• _WHAT IS EXPECTED_
Every line of the records must be repeated exactly; pictures stay out.

(Extracted data entries)
· · · · ·

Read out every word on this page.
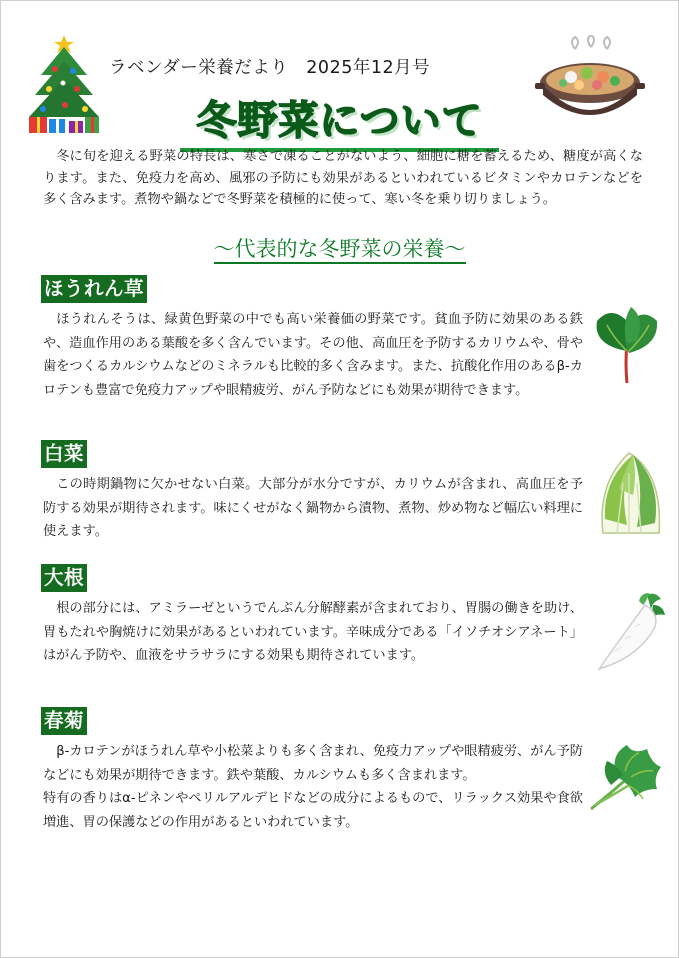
ラベンダー栄養だより　2025年12月号
冬野菜について
冬に旬を迎える野菜の特長は、寒さで凍ることがないよう、細胞に糖を蓄えるため、糖度が高くなります。また、免疫力を高め、風邪の予防にも効果があるといわれているビタミンやカロテンなどを多く含みます。煮物や鍋などで冬野菜を積極的に使って、寒い冬を乗り切りましょう。
～代表的な冬野菜の栄養～
ほうれん草
ほうれんそうは、緑黄色野菜の中でも高い栄養価の野菜です。貧血予防に効果のある鉄や、造血作用のある葉酸を多く含んでいます。その他、高血圧を予防するカリウムや、骨や歯をつくるカルシウムなどのミネラルも比較的多く含みます。また、抗酸化作用のあるβ-カロテンも豊富で免疫力アップや眼精疲労、がん予防などにも効果が期待できます。
白菜
この時期鍋物に欠かせない白菜。大部分が水分ですが、カリウムが含まれ、高血圧を予防する効果が期待されます。味にくせがなく鍋物から漬物、煮物、炒め物など幅広い料理に使えます。
大根
根の部分には、アミラーゼというでんぷん分解酵素が含まれており、胃腸の働きを助け、胃もたれや胸焼けに効果があるといわれています。辛味成分である「イソチオシアネート」はがん予防や、血液をサラサラにする効果も期待されています。
春菊
β-カロテンがほうれん草や小松菜よりも多く含まれ、免疫力アップや眼精疲労、がん予防などにも効果が期待できます。鉄や葉酸、カルシウムも多く含まれます。
特有の香りはα-ピネンやペリルアルデヒドなどの成分によるもので、リラックス効果や食欲増進、胃の保護などの作用があるといわれています。
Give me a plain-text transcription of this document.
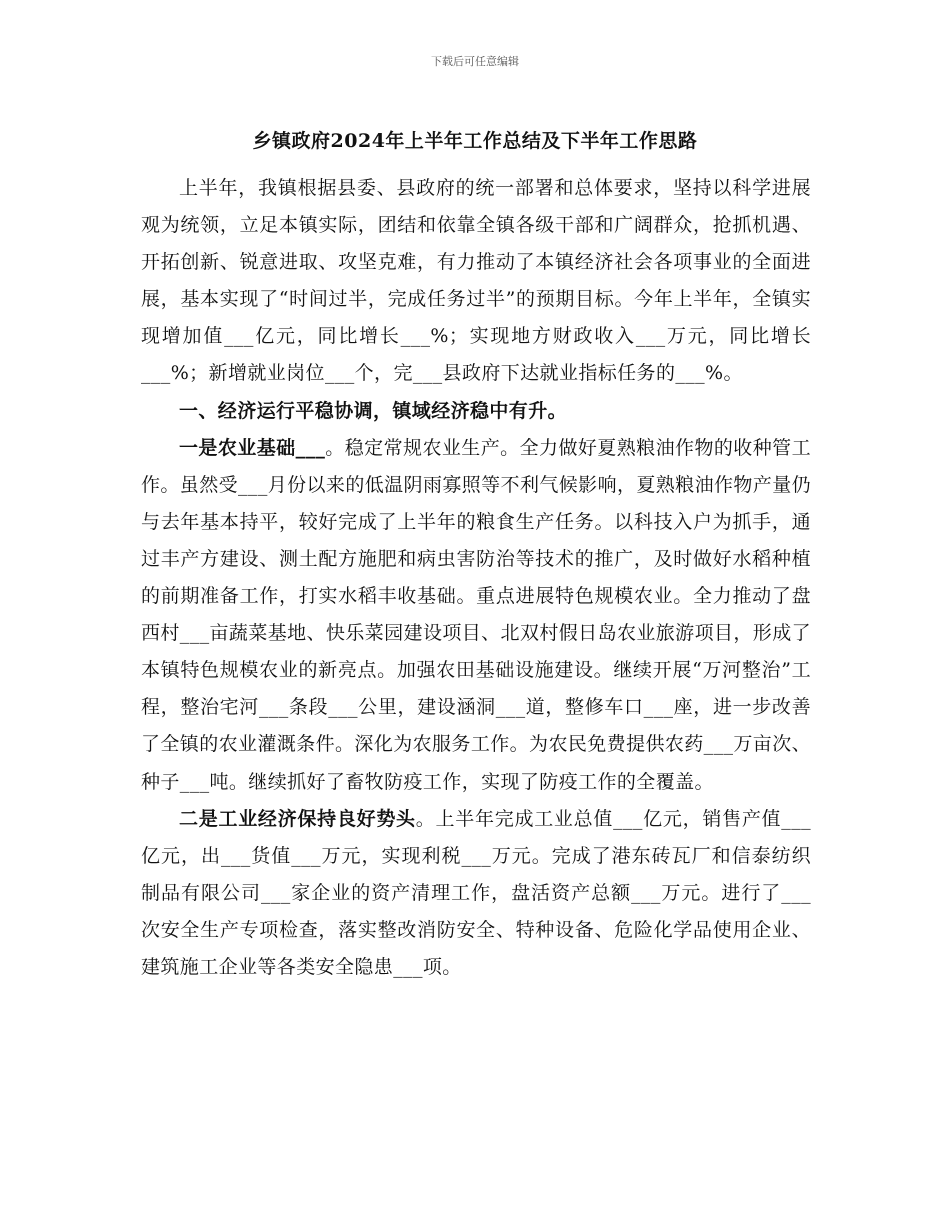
下载后可任意编辑
乡镇政府2024年上半年工作总结及下半年工作思路

上半年，我镇根据县委、县政府的统一部署和总体要求，坚持以科学进展观为统领，立足本镇实际，团结和依靠全镇各级干部和广阔群众，抢抓机遇、开拓创新、锐意进取、攻坚克难，有力推动了本镇经济社会各项事业的全面进展，基本实现了“时间过半，完成任务过半”的预期目标。今年上半年，全镇实现增加值___亿元，同比增长___%；实现地方财政收入___万元，同比增长___%；新增就业岗位___个，完___县政府下达就业指标任务的___%。

一、经济运行平稳协调，镇域经济稳中有升。

一是农业基础___。稳定常规农业生产。全力做好夏熟粮油作物的收种管工作。虽然受___月份以来的低温阴雨寡照等不利气候影响，夏熟粮油作物产量仍与去年基本持平，较好完成了上半年的粮食生产任务。以科技入户为抓手，通过丰产方建设、测土配方施肥和病虫害防治等技术的推广，及时做好水稻种植的前期准备工作，打实水稻丰收基础。重点进展特色规模农业。全力推动了盘西村___亩蔬菜基地、快乐菜园建设项目、北双村假日岛农业旅游项目，形成了本镇特色规模农业的新亮点。加强农田基础设施建设。继续开展“万河整治”工程，整治宅河___条段___公里，建设涵洞___道，整修车口___座，进一步改善了全镇的农业灌溉条件。深化为农服务工作。为农民免费提供农药___万亩次、种子___吨。继续抓好了畜牧防疫工作，实现了防疫工作的全覆盖。

二是工业经济保持良好势头。上半年完成工业总值___亿元，销售产值___亿元，出___货值___万元，实现利税___万元。完成了港东砖瓦厂和信泰纺织制品有限公司___家企业的资产清理工作，盘活资产总额___万元。进行了___次安全生产专项检查，落实整改消防安全、特种设备、危险化学品使用企业、建筑施工企业等各类安全隐患___项。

· · · · ·

• _REPLY TO THE TASK_
Read out every word on this page.
ラベンダー栄養だより　2025年12月号
冬野菜について
冬に旬を迎える野菜の特長は、寒さで凍ることがないよう、細胞に糖を蓄えるため、糖度が高くなります。また、免疫力を高め、風邪の予防にも効果があるといわれているビタミンやカロテンなどを多く含みます。煮物や鍋などで冬野菜を積極的に使って、寒い冬を乗り切りましょう。
～代表的な冬野菜の栄養～
ほうれん草
ほうれんそうは、緑黄色野菜の中でも高い栄養価の野菜です。貧血予防に効果のある鉄や、造血作用のある葉酸を多く含んでいます。その他、高血圧を予防するカリウムや、骨や歯をつくるカルシウムなどのミネラルも比較的多く含みます。また、抗酸化作用のあるβ-カロテンも豊富で免疫力アップや眼精疲労、がん予防などにも効果が期待できます。
白菜
この時期鍋物に欠かせない白菜。大部分が水分ですが、カリウムが含まれ、高血圧を予防する効果が期待されます。味にくせがなく鍋物から漬物、煮物、炒め物など幅広い料理に使えます。
大根
根の部分には、アミラーゼというでんぷん分解酵素が含まれており、胃腸の働きを助け、胃もたれや胸焼けに効果があるといわれています。辛味成分である「イソチオシアネート」はがん予防や、血液をサラサラにする効果も期待されています。
春菊
β-カロテンがほうれん草や小松菜よりも多く含まれ、免疫力アップや眼精疲労、がん予防などにも効果が期待できます。鉄や葉酸、カルシウムも多く含まれます。
特有の香りはα-ピネンやペリルアルデヒドなどの成分によるもので、リラックス効果や食欲増進、胃の保護などの作用があるといわれています。
Give me a plain-text transcription of this document.
下载后可任意编辑
乡镇政府2024年上半年工作总结及下半年工作思路

上半年，我镇根据县委、县政府的统一部署和总体要求，坚持以科学进展观为统领，立足本镇实际，团结和依靠全镇各级干部和广阔群众，抢抓机遇、开拓创新、锐意进取、攻坚克难，有力推动了本镇经济社会各项事业的全面进展，基本实现了“时间过半，完成任务过半”的预期目标。今年上半年，全镇实现增加值___亿元，同比增长___%；实现地方财政收入___万元，同比增长___%；新增就业岗位___个，完___县政府下达就业指标任务的___%。

一、经济运行平稳协调，镇域经济稳中有升。

一是农业基础___。稳定常规农业生产。全力做好夏熟粮油作物的收种管工作。虽然受___月份以来的低温阴雨寡照等不利气候影响，夏熟粮油作物产量仍与去年基本持平，较好完成了上半年的粮食生产任务。以科技入户为抓手，通过丰产方建设、测土配方施肥和病虫害防治等技术的推广，及时做好水稻种植的前期准备工作，打实水稻丰收基础。重点进展特色规模农业。全力推动了盘西村___亩蔬菜基地、快乐菜园建设项目、北双村假日岛农业旅游项目，形成了本镇特色规模农业的新亮点。加强农田基础设施建设。继续开展“万河整治”工程，整治宅河___条段___公里，建设涵洞___道，整修车口___座，进一步改善了全镇的农业灌溉条件。深化为农服务工作。为农民免费提供农药___万亩次、种子___吨。继续抓好了畜牧防疫工作，实现了防疫工作的全覆盖。

二是工业经济保持良好势头。上半年完成工业总值___亿元，销售产值___亿元，出___货值___万元，实现利税___万元。完成了港东砖瓦厂和信泰纺织制品有限公司___家企业的资产清理工作，盘活资产总额___万元。进行了___次安全生产专项检查，落实整改消防安全、特种设备、危险化学品使用企业、建筑施工企业等各类安全隐患___项。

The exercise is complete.